Entries taken from a collection:

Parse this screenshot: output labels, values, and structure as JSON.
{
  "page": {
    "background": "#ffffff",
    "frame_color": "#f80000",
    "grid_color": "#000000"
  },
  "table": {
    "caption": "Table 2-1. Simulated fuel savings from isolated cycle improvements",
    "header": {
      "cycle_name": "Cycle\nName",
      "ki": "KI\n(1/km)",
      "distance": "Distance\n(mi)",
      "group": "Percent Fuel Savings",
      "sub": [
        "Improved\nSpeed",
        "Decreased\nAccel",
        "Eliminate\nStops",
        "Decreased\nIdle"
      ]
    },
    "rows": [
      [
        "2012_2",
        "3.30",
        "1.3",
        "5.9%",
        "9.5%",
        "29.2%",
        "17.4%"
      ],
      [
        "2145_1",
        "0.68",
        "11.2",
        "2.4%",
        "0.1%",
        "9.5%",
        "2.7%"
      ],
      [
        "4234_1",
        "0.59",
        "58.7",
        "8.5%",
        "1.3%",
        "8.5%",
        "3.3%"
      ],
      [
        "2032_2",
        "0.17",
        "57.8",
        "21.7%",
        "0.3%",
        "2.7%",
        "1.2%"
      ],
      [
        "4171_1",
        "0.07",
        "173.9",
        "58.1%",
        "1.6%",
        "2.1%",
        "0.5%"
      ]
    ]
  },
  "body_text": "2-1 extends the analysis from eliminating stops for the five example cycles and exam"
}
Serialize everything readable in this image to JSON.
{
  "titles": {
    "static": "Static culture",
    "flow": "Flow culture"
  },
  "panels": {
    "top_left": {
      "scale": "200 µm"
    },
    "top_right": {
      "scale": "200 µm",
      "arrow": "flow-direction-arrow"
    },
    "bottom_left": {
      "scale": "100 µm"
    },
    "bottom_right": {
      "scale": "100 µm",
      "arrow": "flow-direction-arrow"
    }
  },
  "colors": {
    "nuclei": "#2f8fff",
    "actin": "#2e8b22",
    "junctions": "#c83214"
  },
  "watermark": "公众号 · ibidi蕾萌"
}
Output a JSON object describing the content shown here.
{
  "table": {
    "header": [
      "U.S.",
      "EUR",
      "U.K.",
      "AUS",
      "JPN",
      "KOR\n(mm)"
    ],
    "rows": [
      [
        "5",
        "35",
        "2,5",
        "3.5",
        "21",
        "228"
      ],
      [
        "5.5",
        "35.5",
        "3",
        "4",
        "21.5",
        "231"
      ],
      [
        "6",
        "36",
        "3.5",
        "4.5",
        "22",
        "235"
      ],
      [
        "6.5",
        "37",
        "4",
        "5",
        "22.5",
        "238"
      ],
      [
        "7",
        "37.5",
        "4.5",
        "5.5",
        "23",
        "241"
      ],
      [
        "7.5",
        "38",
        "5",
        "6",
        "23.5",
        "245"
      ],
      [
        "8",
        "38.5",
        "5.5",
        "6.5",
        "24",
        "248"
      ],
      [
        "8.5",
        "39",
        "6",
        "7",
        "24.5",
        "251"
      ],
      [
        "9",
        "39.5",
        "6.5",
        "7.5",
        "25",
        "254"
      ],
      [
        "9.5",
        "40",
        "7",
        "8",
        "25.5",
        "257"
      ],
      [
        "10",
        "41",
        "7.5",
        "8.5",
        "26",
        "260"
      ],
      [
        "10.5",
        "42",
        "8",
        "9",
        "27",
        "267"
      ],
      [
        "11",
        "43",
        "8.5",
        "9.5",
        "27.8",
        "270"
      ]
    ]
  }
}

Goal -
Send back every record, precisely as written.

Correct response -
Parse this screenshot: output labels, values, and structure as JSON.
{
  "page": {
    "background": "#ffffff",
    "frame_color": "#f80000",
    "grid_color": "#000000"
  },
  "table": {
    "caption": "Table 2-1. Simulated fuel savings from isolated cycle improvements",
    "header": {
      "cycle_name": "Cycle\nName",
      "ki": "KI\n(1/km)",
      "distance": "Distance\n(mi)",
      "group": "Percent Fuel Savings",
      "sub": [
        "Improved\nSpeed",
        "Decreased\nAccel",
        "Eliminate\nStops",
        "Decreased\nIdle"
      ]
    },
    "rows": [
      [
        "2012_2",
        "3.30",
        "1.3",
        "5.9%",
        "9.5%",
        "29.2%",
        "17.4%"
      ],
      [
        "2145_1",
        "0.68",
        "11.2",
        "2.4%",
        "0.1%",
        "9.5%",
        "2.7%"
      ],
      [
        "4234_1",
        "0.59",
        "58.7",
        "8.5%",
        "1.3%",
        "8.5%",
        "3.3%"
      ],
      [
        "2032_2",
        "0.17",
        "57.8",
        "21.7%",
        "0.3%",
        "2.7%",
        "1.2%"
      ],
      [
        "4171_1",
        "0.07",
        "173.9",
        "58.1%",
        "1.6%",
        "2.1%",
        "0.5%"
      ]
    ]
  },
  "body_text": "2-1 extends the analysis from eliminating stops for the five example cycles and exam"
}
Serialize everything readable in this image to JSON.
{
  "titles": {
    "static": "Static culture",
    "flow": "Flow culture"
  },
  "panels": {
    "top_left": {
      "scale": "200 µm"
    },
    "top_right": {
      "scale": "200 µm",
      "arrow": "flow-direction-arrow"
    },
    "bottom_left": {
      "scale": "100 µm"
    },
    "bottom_right": {
      "scale": "100 µm",
      "arrow": "flow-direction-arrow"
    }
  },
  "colors": {
    "nuclei": "#2f8fff",
    "actin": "#2e8b22",
    "junctions": "#c83214"
  },
  "watermark": "公众号 · ibidi蕾萌"
}
Output a JSON object describing the content shown here.
{
  "table": {
    "header": [
      "U.S.",
      "EUR",
      "U.K.",
      "AUS",
      "JPN",
      "KOR\n(mm)"
    ],
    "rows": [
      [
        "5",
        "35",
        "2,5",
        "3.5",
        "21",
        "228"
      ],
      [
        "5.5",
        "35.5",
        "3",
        "4",
        "21.5",
        "231"
      ],
      [
        "6",
        "36",
        "3.5",
        "4.5",
        "22",
        "235"
      ],
      [
        "6.5",
        "37",
        "4",
        "5",
        "22.5",
        "238"
      ],
      [
        "7",
        "37.5",
        "4.5",
        "5.5",
        "23",
        "241"
      ],
      [
        "7.5",
        "38",
        "5",
        "6",
        "23.5",
        "245"
      ],
      [
        "8",
        "38.5",
        "5.5",
        "6.5",
        "24",
        "248"
      ],
      [
        "8.5",
        "39",
        "6",
        "7",
        "24.5",
        "251"
      ],
      [
        "9",
        "39.5",
        "6.5",
        "7.5",
        "25",
        "254"
      ],
      [
        "9.5",
        "40",
        "7",
        "8",
        "25.5",
        "257"
      ],
      [
        "10",
        "41",
        "7.5",
        "8.5",
        "26",
        "260"
      ],
      [
        "10.5",
        "42",
        "8",
        "9",
        "27",
        "267"
      ],
      [
        "11",
        "43",
        "8.5",
        "9.5",
        "27.8",
        "270"
      ]
    ]
  }
}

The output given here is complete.